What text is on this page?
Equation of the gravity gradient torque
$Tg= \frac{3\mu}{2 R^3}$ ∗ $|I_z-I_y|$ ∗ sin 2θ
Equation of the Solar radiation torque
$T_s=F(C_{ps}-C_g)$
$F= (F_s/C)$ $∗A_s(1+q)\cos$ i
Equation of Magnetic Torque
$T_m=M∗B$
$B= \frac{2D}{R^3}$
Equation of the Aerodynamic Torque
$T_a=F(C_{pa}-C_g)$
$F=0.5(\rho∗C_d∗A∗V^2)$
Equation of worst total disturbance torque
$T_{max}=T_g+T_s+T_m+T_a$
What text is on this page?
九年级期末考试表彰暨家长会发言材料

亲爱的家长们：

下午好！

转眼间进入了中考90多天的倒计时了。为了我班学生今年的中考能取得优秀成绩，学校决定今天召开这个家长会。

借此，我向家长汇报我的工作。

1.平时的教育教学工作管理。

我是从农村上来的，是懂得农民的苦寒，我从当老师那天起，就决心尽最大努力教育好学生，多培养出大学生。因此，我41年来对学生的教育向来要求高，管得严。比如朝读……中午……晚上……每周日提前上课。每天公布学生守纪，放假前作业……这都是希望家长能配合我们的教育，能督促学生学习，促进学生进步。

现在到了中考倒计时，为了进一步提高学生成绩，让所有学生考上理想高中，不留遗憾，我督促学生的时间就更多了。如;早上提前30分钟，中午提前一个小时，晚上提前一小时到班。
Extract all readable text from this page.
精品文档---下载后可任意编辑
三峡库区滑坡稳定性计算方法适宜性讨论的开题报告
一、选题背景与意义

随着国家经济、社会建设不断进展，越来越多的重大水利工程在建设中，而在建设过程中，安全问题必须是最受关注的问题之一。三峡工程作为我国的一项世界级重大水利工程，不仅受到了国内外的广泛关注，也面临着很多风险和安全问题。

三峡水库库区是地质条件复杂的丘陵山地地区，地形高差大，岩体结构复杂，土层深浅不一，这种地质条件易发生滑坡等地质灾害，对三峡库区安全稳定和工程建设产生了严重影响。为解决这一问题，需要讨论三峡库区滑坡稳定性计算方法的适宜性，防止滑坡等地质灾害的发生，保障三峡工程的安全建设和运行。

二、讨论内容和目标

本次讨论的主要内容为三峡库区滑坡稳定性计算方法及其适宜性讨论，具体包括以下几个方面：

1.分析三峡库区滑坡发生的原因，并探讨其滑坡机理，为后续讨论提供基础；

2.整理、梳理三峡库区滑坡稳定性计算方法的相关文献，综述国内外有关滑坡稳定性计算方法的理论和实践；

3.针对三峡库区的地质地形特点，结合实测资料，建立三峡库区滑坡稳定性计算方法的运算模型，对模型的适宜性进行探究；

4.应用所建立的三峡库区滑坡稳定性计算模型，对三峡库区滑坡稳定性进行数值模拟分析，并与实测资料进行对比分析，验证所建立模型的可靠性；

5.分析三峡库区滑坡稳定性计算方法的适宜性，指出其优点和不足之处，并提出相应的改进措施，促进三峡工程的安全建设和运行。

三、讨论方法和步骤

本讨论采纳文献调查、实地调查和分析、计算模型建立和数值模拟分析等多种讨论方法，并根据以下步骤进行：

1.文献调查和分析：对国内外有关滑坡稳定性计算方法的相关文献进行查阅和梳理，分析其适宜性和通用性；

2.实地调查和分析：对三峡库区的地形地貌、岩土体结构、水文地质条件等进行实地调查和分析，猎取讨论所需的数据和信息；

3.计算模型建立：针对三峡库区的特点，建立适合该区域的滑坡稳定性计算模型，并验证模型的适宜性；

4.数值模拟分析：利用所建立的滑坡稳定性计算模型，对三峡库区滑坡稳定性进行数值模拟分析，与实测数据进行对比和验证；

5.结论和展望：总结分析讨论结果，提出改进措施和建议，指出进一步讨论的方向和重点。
◇ ◇ ◇ ◇
● WHAT IS BEING ASKED: Write every entry out again exactly.

● RESPONSE:
What text is on this page?
Equation of the gravity gradient torque
$Tg= \frac{3\mu}{2 R^3}$ ∗ $|I_z-I_y|$ ∗ sin 2θ
Equation of the Solar radiation torque
$T_s=F(C_{ps}-C_g)$
$F= (F_s/C)$ $∗A_s(1+q)\cos$ i
Equation of Magnetic Torque
$T_m=M∗B$
$B= \frac{2D}{R^3}$
Equation of the Aerodynamic Torque
$T_a=F(C_{pa}-C_g)$
$F=0.5(\rho∗C_d∗A∗V^2)$
Equation of worst total disturbance torque
$T_{max}=T_g+T_s+T_m+T_a$
What text is on this page?
九年级期末考试表彰暨家长会发言材料

亲爱的家长们：

下午好！

转眼间进入了中考90多天的倒计时了。为了我班学生今年的中考能取得优秀成绩，学校决定今天召开这个家长会。

借此，我向家长汇报我的工作。

1.平时的教育教学工作管理。

我是从农村上来的，是懂得农民的苦寒，我从当老师那天起，就决心尽最大努力教育好学生，多培养出大学生。因此，我41年来对学生的教育向来要求高，管得严。比如朝读……中午……晚上……每周日提前上课。每天公布学生守纪，放假前作业……这都是希望家长能配合我们的教育，能督促学生学习，促进学生进步。

现在到了中考倒计时，为了进一步提高学生成绩，让所有学生考上理想高中，不留遗憾，我督促学生的时间就更多了。如;早上提前30分钟，中午提前一个小时，晚上提前一小时到班。
Extract all readable text from this page.
精品文档---下载后可任意编辑
三峡库区滑坡稳定性计算方法适宜性讨论的开题报告
一、选题背景与意义

随着国家经济、社会建设不断进展，越来越多的重大水利工程在建设中，而在建设过程中，安全问题必须是最受关注的问题之一。三峡工程作为我国的一项世界级重大水利工程，不仅受到了国内外的广泛关注，也面临着很多风险和安全问题。

三峡水库库区是地质条件复杂的丘陵山地地区，地形高差大，岩体结构复杂，土层深浅不一，这种地质条件易发生滑坡等地质灾害，对三峡库区安全稳定和工程建设产生了严重影响。为解决这一问题，需要讨论三峡库区滑坡稳定性计算方法的适宜性，防止滑坡等地质灾害的发生，保障三峡工程的安全建设和运行。

二、讨论内容和目标

本次讨论的主要内容为三峡库区滑坡稳定性计算方法及其适宜性讨论，具体包括以下几个方面：

1.分析三峡库区滑坡发生的原因，并探讨其滑坡机理，为后续讨论提供基础；

2.整理、梳理三峡库区滑坡稳定性计算方法的相关文献，综述国内外有关滑坡稳定性计算方法的理论和实践；

3.针对三峡库区的地质地形特点，结合实测资料，建立三峡库区滑坡稳定性计算方法的运算模型，对模型的适宜性进行探究；

4.应用所建立的三峡库区滑坡稳定性计算模型，对三峡库区滑坡稳定性进行数值模拟分析，并与实测资料进行对比分析，验证所建立模型的可靠性；

5.分析三峡库区滑坡稳定性计算方法的适宜性，指出其优点和不足之处，并提出相应的改进措施，促进三峡工程的安全建设和运行。

三、讨论方法和步骤

本讨论采纳文献调查、实地调查和分析、计算模型建立和数值模拟分析等多种讨论方法，并根据以下步骤进行：

1.文献调查和分析：对国内外有关滑坡稳定性计算方法的相关文献进行查阅和梳理，分析其适宜性和通用性；

2.实地调查和分析：对三峡库区的地形地貌、岩土体结构、水文地质条件等进行实地调查和分析，猎取讨论所需的数据和信息；

3.计算模型建立：针对三峡库区的特点，建立适合该区域的滑坡稳定性计算模型，并验证模型的适宜性；

4.数值模拟分析：利用所建立的滑坡稳定性计算模型，对三峡库区滑坡稳定性进行数值模拟分析，与实测数据进行对比和验证；

5.结论和展望：总结分析讨论结果，提出改进措施和建议，指出进一步讨论的方向和重点。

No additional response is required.